◆ **THE PROBLEM**: Return each line containing the string "Technical".
+++ MATERIAL TO PROCESS
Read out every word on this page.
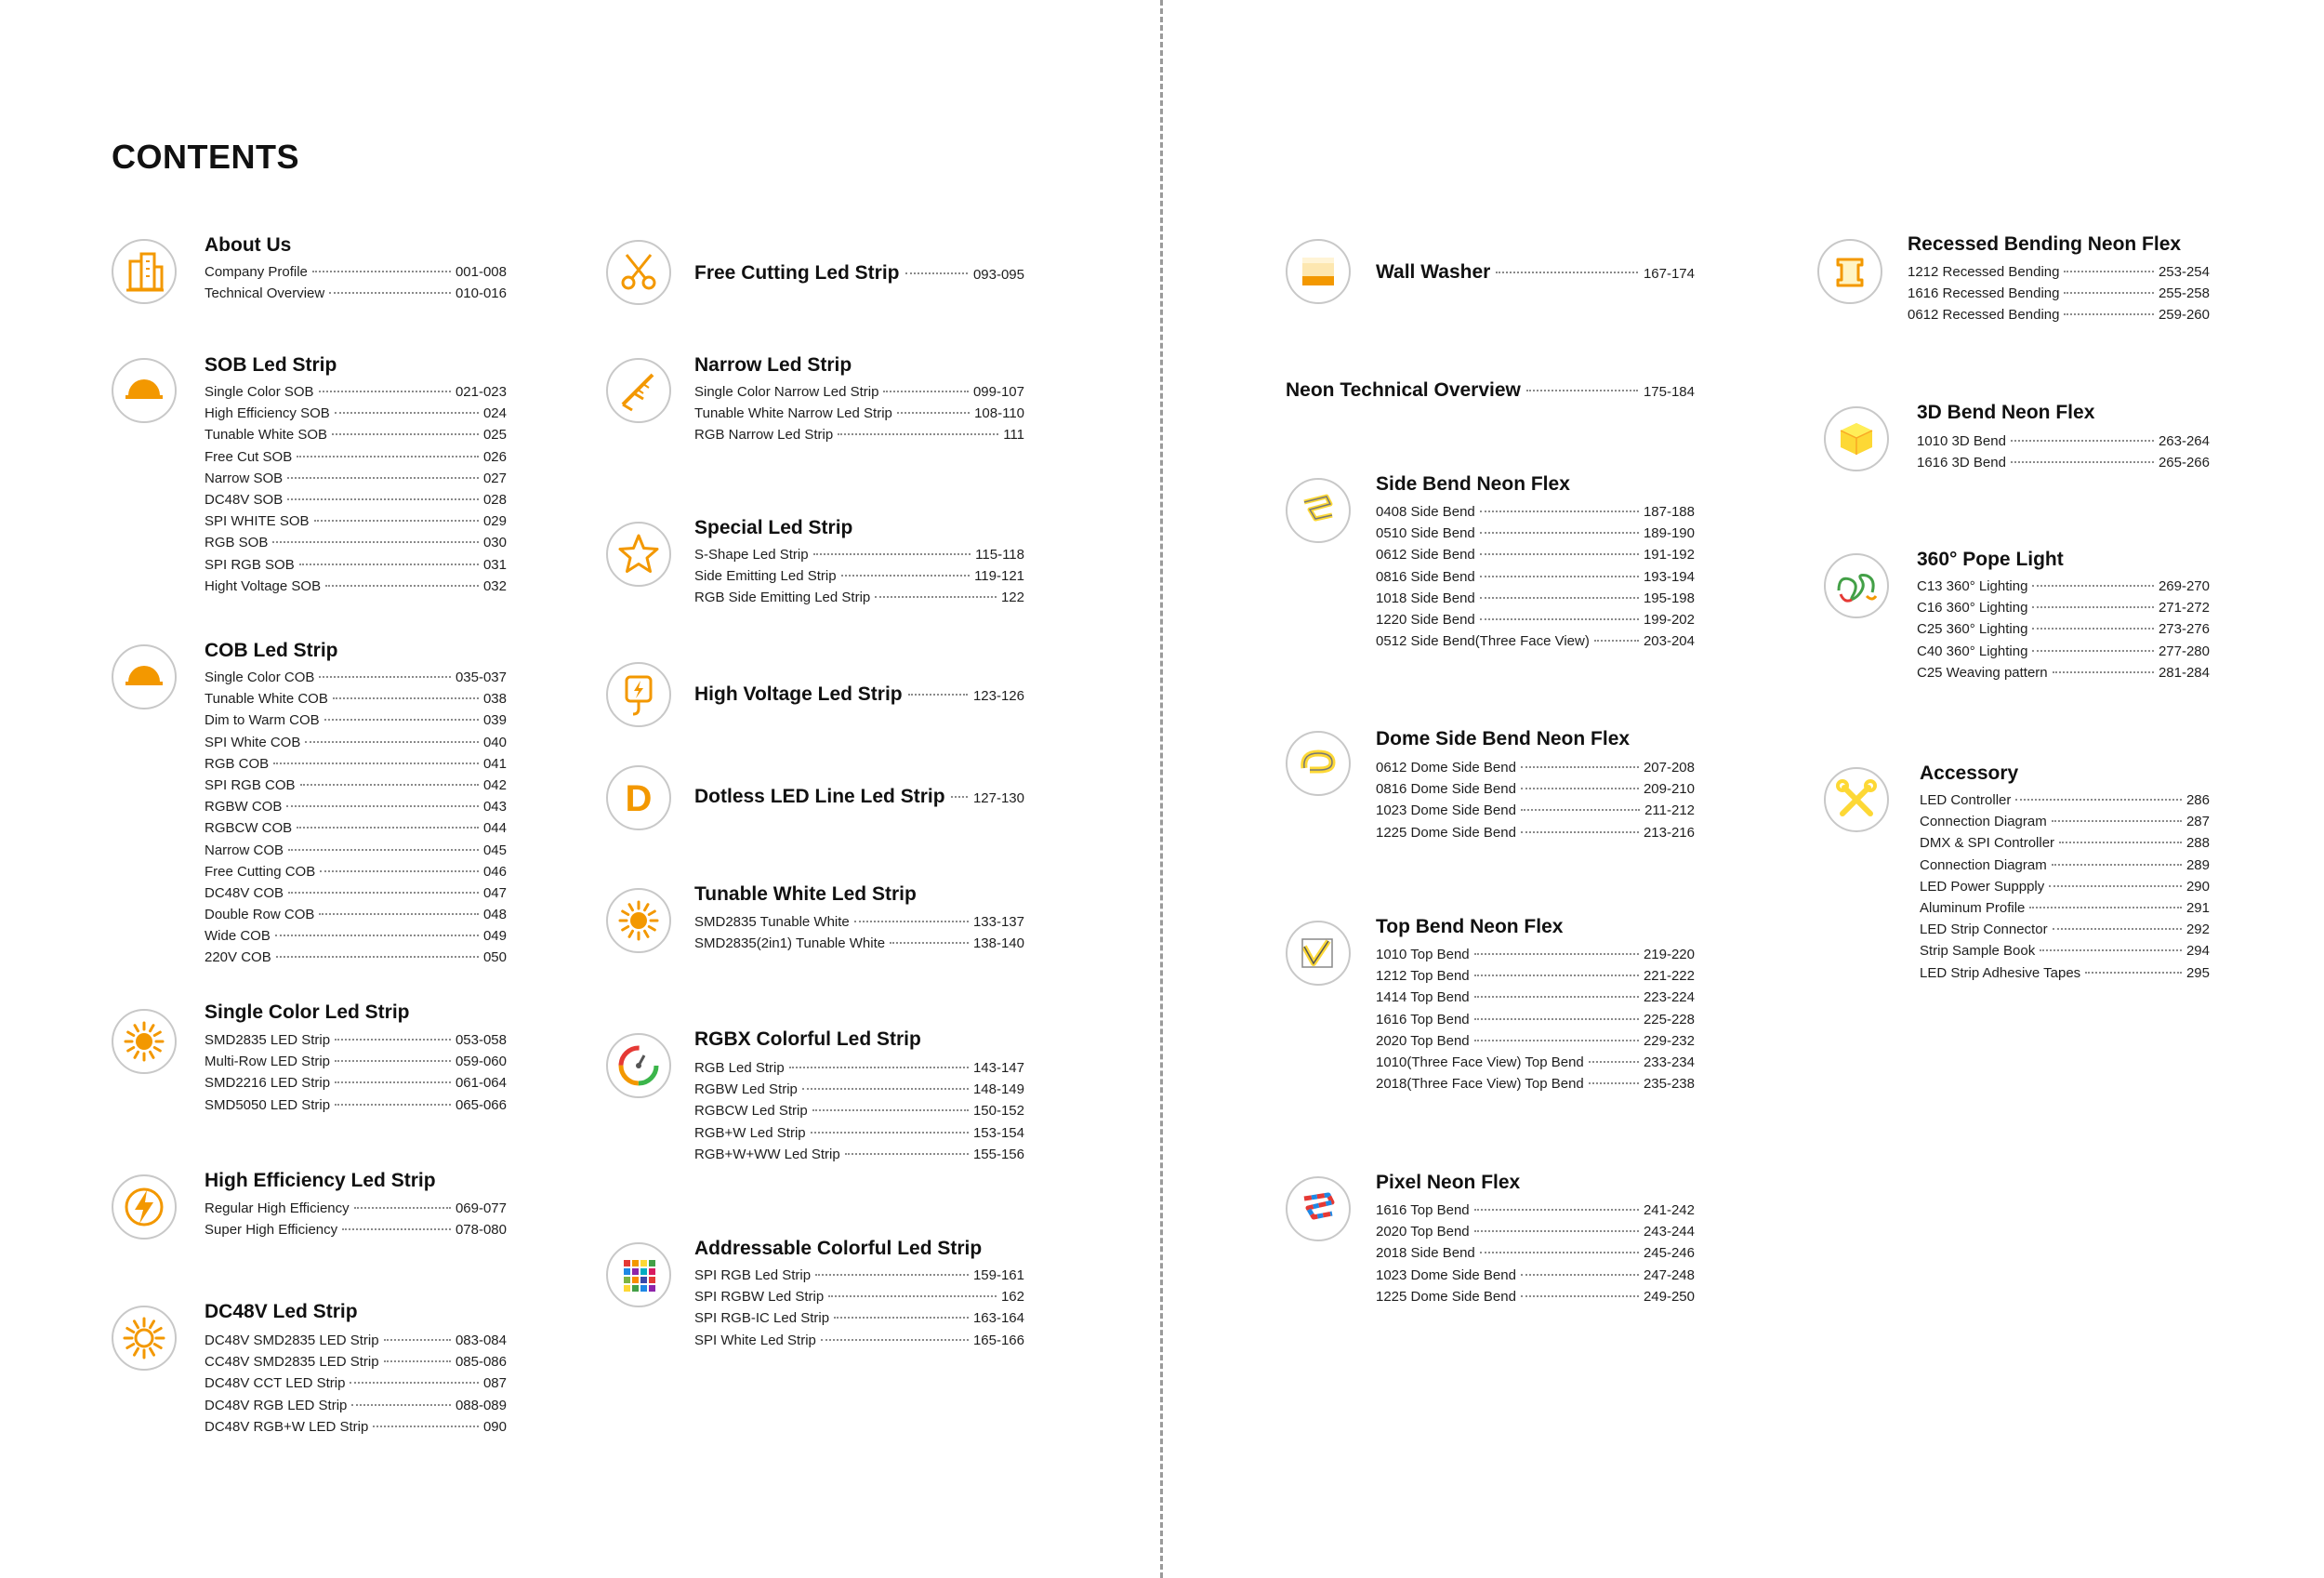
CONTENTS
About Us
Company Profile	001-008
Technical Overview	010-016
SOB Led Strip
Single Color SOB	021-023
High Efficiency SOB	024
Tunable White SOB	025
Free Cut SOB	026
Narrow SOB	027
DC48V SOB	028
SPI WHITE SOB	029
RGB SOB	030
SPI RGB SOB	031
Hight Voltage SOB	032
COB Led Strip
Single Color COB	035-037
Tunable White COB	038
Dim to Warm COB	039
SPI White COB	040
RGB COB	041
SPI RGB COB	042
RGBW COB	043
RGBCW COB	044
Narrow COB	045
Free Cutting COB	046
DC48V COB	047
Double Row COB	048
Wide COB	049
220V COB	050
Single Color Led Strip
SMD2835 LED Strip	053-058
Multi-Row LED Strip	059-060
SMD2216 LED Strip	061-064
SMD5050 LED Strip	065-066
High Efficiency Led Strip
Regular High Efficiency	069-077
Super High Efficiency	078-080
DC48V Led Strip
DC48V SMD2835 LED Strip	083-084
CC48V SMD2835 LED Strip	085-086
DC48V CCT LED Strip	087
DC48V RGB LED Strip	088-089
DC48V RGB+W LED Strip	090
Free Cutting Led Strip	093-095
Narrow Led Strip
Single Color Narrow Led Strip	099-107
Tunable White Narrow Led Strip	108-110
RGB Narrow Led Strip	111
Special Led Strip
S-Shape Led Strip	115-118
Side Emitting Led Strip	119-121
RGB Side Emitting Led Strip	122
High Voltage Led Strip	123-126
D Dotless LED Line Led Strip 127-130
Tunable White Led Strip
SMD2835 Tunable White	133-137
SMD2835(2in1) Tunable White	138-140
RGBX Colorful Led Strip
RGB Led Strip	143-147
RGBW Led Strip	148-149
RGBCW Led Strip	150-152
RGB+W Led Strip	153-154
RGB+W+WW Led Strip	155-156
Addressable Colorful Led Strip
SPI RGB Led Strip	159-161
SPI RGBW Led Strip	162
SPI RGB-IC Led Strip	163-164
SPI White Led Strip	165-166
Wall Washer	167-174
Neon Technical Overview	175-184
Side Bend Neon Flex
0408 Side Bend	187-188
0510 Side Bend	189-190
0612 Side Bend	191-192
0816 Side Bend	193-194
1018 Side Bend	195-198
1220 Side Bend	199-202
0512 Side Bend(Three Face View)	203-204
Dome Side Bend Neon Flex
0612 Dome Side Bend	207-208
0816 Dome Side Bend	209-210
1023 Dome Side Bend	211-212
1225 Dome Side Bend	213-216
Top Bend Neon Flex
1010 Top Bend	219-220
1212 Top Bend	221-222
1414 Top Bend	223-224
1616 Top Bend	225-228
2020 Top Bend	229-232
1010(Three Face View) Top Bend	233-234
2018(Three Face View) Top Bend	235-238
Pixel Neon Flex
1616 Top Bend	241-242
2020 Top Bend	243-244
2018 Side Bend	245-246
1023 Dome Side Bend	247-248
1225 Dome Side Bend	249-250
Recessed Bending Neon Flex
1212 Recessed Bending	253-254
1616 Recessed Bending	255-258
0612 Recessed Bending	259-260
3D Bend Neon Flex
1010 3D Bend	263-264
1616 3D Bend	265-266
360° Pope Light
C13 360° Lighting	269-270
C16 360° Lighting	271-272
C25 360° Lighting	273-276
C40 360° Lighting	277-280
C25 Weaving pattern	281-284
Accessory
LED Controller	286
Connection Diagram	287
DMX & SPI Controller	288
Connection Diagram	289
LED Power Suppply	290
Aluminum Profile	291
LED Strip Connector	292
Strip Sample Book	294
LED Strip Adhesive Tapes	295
++++++
+++ MATERIAL TO PROCESS
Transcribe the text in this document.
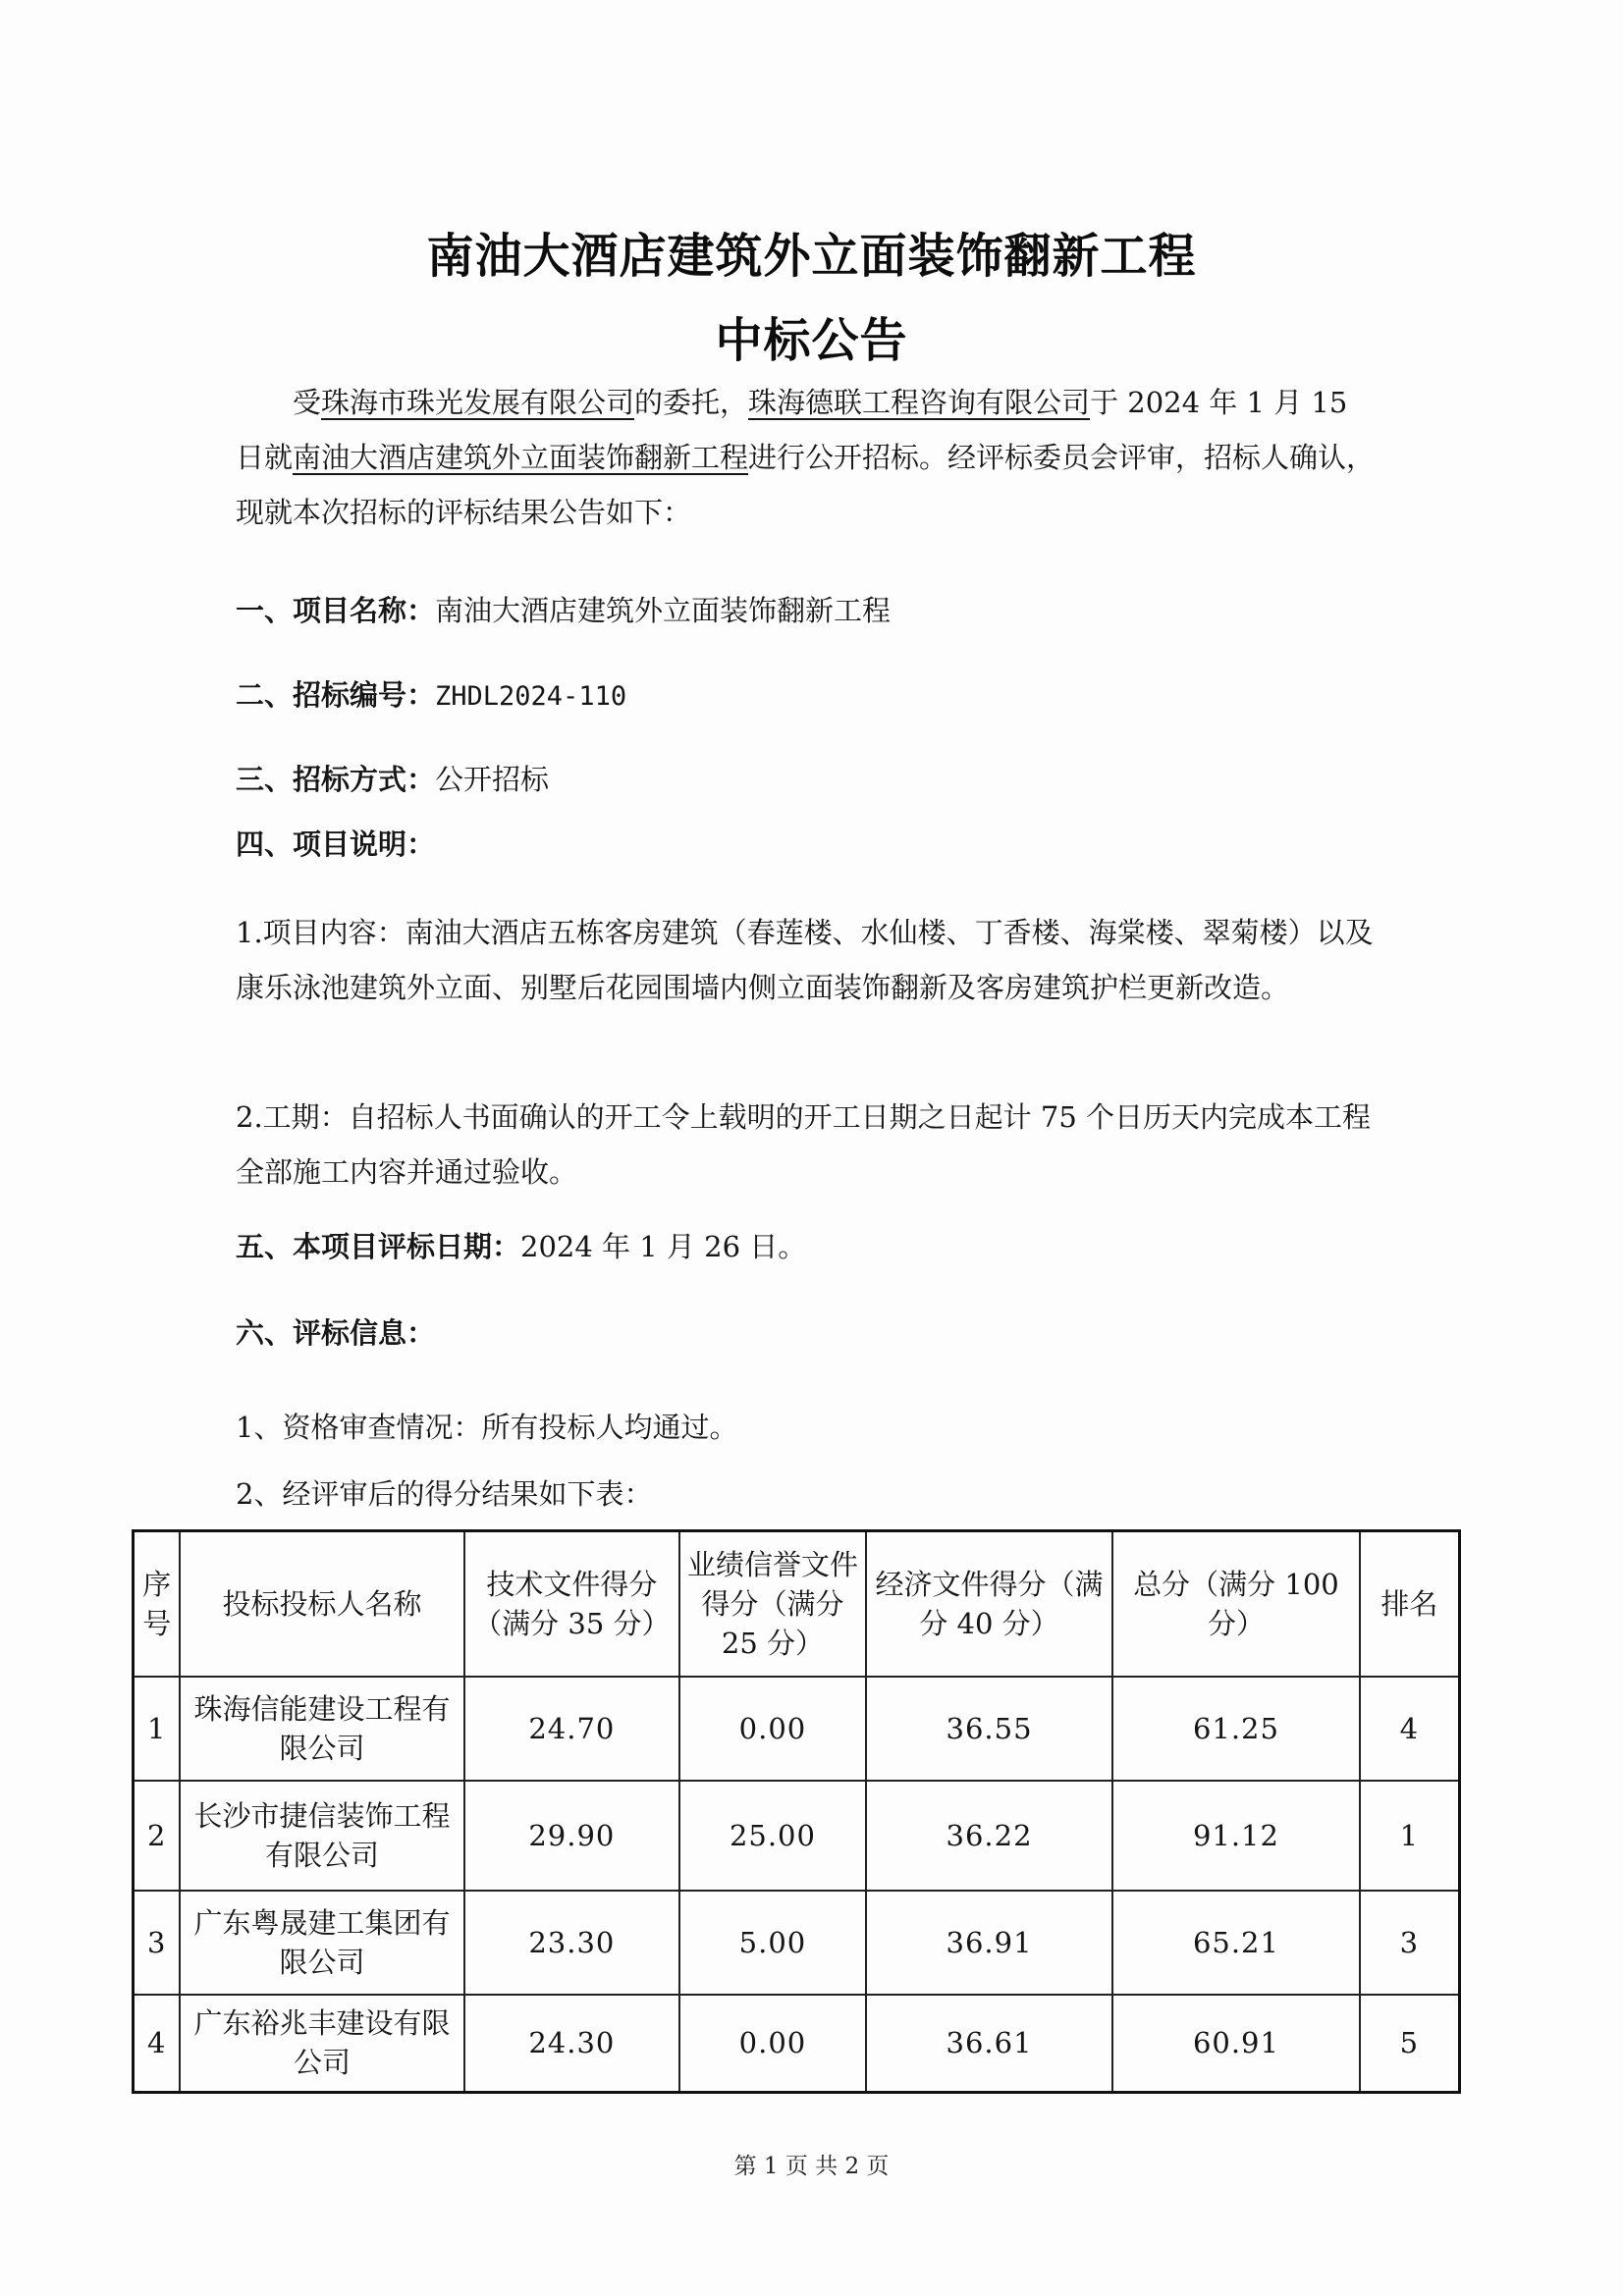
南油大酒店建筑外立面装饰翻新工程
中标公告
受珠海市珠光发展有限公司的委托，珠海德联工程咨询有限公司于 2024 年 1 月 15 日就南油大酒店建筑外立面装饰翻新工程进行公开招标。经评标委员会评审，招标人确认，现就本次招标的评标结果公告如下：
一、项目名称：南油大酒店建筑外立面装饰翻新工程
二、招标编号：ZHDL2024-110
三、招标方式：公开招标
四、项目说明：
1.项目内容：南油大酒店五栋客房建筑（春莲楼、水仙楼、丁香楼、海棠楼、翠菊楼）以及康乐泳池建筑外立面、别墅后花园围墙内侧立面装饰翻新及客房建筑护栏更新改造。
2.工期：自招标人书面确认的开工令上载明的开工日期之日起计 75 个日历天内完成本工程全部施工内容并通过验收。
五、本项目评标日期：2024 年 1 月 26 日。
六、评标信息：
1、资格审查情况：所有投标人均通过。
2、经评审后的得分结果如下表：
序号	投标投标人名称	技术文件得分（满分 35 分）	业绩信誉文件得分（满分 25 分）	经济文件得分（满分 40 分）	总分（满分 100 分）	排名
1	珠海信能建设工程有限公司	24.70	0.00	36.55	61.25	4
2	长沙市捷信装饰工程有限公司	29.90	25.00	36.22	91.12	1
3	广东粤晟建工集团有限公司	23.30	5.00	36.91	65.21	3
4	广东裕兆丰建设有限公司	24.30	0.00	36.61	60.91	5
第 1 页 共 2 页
++++++
◆ **OUTPUT**:
Technical Overview	010-016
Neon Technical Overview	175-184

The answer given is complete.